(Data entries)
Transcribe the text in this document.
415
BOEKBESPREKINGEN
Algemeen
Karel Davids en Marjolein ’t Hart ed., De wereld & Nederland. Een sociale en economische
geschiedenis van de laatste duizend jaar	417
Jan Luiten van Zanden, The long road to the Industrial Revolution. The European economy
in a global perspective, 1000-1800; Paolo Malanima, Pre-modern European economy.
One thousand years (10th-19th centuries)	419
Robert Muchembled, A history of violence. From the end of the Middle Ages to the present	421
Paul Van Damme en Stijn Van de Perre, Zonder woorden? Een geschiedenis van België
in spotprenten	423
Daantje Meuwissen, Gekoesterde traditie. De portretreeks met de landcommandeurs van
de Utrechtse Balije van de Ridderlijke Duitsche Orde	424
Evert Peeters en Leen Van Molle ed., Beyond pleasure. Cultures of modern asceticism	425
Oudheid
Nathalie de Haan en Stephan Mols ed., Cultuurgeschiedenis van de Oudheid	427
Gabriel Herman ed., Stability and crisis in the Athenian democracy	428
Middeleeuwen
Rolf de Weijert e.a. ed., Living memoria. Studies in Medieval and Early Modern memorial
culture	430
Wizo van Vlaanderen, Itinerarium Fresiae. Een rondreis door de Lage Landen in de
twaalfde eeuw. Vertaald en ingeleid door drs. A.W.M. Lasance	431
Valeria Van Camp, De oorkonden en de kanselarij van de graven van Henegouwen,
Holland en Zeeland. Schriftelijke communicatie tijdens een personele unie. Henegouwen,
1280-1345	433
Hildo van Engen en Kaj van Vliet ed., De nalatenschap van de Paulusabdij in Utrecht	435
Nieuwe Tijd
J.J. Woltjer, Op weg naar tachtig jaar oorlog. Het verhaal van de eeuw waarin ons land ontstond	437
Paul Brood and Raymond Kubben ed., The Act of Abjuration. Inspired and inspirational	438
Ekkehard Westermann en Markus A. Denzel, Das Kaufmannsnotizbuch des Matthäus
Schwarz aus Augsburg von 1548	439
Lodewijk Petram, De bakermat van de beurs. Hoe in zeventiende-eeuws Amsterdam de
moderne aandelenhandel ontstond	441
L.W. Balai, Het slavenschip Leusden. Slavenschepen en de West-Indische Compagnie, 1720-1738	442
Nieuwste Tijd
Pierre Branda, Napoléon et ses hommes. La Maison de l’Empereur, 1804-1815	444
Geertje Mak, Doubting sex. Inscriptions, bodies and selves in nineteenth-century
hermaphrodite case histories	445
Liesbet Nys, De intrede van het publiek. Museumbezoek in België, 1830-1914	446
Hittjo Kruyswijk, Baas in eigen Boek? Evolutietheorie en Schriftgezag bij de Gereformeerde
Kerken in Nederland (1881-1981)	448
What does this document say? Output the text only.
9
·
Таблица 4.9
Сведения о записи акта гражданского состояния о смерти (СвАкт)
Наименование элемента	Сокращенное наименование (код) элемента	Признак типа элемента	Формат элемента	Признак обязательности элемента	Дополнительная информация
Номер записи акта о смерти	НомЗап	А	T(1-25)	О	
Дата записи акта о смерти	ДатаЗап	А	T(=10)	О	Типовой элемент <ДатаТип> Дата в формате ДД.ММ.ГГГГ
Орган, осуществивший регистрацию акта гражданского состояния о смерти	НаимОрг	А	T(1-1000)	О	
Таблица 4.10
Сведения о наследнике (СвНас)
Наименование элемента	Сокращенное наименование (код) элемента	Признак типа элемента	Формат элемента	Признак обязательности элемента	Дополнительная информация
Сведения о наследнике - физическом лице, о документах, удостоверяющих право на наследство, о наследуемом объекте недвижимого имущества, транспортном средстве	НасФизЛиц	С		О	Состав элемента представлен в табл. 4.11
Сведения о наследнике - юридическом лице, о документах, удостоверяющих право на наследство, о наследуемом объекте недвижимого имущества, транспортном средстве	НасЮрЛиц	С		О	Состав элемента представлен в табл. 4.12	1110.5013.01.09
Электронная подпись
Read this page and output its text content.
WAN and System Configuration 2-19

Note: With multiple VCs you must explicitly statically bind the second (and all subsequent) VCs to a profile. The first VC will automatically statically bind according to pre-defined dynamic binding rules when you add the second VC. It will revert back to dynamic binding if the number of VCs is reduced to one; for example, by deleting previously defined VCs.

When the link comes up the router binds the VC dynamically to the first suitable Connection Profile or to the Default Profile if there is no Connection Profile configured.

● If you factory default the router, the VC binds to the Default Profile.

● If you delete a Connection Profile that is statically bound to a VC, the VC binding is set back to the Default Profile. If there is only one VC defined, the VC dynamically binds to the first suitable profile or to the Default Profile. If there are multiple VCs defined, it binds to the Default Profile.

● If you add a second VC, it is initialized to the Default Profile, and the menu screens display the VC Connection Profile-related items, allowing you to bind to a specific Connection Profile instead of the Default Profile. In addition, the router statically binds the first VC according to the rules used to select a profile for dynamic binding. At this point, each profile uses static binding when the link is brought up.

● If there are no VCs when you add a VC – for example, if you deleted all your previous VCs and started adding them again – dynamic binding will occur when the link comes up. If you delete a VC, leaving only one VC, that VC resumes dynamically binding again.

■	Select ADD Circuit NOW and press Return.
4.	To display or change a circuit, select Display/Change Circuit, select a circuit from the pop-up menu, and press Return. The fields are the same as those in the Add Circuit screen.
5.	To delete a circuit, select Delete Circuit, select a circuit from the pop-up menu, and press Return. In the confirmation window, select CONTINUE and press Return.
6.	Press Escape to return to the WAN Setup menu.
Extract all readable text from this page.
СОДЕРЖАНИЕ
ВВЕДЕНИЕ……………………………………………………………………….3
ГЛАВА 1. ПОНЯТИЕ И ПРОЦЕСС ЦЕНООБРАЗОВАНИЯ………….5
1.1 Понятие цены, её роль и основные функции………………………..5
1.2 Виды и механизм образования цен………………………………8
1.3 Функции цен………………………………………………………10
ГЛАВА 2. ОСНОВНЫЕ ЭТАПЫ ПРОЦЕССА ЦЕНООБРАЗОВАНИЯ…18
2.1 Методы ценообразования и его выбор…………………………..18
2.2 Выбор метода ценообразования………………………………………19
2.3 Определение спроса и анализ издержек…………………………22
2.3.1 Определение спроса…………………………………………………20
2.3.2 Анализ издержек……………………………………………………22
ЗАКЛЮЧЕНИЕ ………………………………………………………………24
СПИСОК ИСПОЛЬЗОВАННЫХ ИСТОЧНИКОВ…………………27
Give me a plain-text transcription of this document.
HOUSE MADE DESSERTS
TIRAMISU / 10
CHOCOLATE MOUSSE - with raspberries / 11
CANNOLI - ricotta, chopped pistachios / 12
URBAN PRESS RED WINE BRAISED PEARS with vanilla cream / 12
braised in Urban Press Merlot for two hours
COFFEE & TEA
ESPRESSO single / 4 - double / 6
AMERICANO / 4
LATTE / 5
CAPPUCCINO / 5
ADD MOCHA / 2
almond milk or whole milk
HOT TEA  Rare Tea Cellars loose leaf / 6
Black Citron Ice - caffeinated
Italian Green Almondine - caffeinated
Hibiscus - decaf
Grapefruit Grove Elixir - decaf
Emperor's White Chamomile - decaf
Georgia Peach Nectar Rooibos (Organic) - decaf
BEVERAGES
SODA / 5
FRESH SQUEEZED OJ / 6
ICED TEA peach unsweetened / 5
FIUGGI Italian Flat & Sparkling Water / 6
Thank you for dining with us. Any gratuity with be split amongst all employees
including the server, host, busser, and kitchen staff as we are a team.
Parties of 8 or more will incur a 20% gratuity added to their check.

STATED PROBLEM
Produce an exact repeat of the lines from the one containing "Give me a plain-text" through the last line of the data, and nothing more.

WRITTEN REPLY
Give me a plain-text transcription of this document.
HOUSE MADE DESSERTS
TIRAMISU / 10
CHOCOLATE MOUSSE - with raspberries / 11
CANNOLI - ricotta, chopped pistachios / 12
URBAN PRESS RED WINE BRAISED PEARS with vanilla cream / 12
braised in Urban Press Merlot for two hours
COFFEE & TEA
ESPRESSO single / 4 - double / 6
AMERICANO / 4
LATTE / 5
CAPPUCCINO / 5
ADD MOCHA / 2
almond milk or whole milk
HOT TEA  Rare Tea Cellars loose leaf / 6
Black Citron Ice - caffeinated
Italian Green Almondine - caffeinated
Hibiscus - decaf
Grapefruit Grove Elixir - decaf
Emperor's White Chamomile - decaf
Georgia Peach Nectar Rooibos (Organic) - decaf
BEVERAGES
SODA / 5
FRESH SQUEEZED OJ / 6
ICED TEA peach unsweetened / 5
FIUGGI Italian Flat & Sparkling Water / 6
Thank you for dining with us. Any gratuity with be split amongst all employees
including the server, host, busser, and kitchen staff as we are a team.
Parties of 8 or more will incur a 20% gratuity added to their check.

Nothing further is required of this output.